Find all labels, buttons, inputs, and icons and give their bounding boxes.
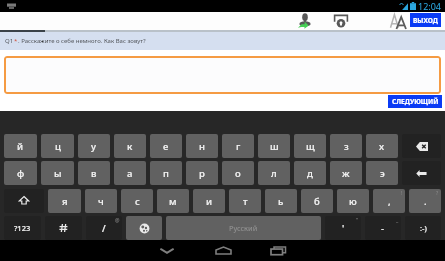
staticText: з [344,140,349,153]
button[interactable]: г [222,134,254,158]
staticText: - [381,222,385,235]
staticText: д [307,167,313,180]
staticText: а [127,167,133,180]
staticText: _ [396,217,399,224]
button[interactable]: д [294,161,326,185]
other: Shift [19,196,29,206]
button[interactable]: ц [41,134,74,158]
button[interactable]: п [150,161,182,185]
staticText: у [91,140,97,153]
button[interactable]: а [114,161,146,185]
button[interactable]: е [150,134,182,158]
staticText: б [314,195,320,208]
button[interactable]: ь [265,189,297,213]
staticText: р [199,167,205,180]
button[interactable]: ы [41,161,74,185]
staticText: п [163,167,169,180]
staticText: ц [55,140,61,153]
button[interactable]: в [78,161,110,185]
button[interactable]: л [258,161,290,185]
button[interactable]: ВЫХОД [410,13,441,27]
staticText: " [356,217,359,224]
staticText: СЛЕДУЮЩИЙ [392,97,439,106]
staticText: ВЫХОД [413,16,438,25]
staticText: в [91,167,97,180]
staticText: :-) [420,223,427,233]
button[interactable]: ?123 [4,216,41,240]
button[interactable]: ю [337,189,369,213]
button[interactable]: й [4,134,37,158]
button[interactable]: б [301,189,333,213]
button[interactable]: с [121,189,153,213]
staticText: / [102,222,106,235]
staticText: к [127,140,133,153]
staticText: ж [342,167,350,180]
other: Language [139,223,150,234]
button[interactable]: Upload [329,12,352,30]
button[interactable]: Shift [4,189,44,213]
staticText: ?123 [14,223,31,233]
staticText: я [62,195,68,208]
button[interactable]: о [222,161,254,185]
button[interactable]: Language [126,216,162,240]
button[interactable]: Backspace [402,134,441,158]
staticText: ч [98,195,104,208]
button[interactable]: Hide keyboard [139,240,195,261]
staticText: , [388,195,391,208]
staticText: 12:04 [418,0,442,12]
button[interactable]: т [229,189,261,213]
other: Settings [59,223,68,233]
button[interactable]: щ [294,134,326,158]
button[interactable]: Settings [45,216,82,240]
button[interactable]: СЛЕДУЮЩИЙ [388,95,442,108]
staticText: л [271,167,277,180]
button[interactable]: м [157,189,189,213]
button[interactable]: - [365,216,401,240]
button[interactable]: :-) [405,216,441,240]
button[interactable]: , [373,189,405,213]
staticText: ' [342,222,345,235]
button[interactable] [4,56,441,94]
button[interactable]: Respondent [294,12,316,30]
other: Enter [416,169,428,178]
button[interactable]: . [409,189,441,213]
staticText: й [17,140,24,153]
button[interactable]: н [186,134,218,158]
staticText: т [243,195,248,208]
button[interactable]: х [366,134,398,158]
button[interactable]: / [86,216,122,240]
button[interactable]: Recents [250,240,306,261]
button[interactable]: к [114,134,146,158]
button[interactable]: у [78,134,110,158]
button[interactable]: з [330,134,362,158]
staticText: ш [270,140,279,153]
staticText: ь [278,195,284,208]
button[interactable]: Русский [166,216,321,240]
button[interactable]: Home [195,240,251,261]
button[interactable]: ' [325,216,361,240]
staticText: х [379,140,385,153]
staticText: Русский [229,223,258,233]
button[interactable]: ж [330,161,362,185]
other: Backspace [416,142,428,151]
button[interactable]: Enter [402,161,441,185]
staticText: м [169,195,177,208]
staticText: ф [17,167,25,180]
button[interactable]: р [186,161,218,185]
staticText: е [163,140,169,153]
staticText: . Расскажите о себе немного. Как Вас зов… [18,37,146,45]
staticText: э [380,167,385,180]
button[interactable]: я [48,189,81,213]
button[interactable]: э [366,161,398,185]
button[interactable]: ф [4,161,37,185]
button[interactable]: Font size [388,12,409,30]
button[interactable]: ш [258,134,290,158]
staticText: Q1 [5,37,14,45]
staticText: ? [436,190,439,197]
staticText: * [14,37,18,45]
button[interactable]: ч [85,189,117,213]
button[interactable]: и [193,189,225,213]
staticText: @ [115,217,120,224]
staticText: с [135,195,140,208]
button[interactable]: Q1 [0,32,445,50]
* * *
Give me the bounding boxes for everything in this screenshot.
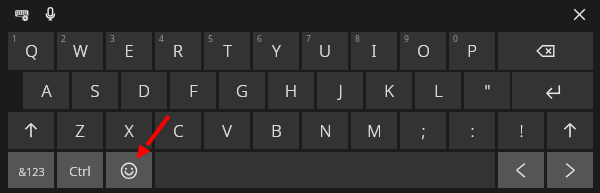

**Goal**
Please arrange everything from the line containing "Find all labels, buttons, inputs, and" down to the line containing "button[interactable]: л [258,161,290,185]", both included, as a JSON list with one string per line. Leave out blank lines and the pictures.

**Final result**
[
  "Find all labels, buttons, inputs, and icons and give their bounding boxes.",
  "staticText: з [344,140,349,153]",
  "button[interactable]: г [222,134,254,158]",
  "staticText: - [381,222,385,235]",
  "staticText: д [307,167,313,180]",
  "staticText: а [127,167,133,180]",
  "staticText: _ [396,217,399,224]",
  "button[interactable]: д [294,161,326,185]",
  "other: Shift [19,196,29,206]",
  "button[interactable]: ц [41,134,74,158]",
  "button[interactable]: п [150,161,182,185]",
  "staticText: у [91,140,97,153]",
  "button[interactable]: а [114,161,146,185]",
  "button[interactable]: е [150,134,182,158]",
  "staticText: б [314,195,320,208]",
  "button[interactable]: ь [265,189,297,213]",
  "staticText: р [199,167,205,180]",
  "button[interactable]: ы [41,161,74,185]",
  "staticText: п [163,167,169,180]",
  "staticText: ц [55,140,61,153]",
  "button[interactable]: в [78,161,110,185]",
  "button[interactable]: л [258,161,290,185]"
]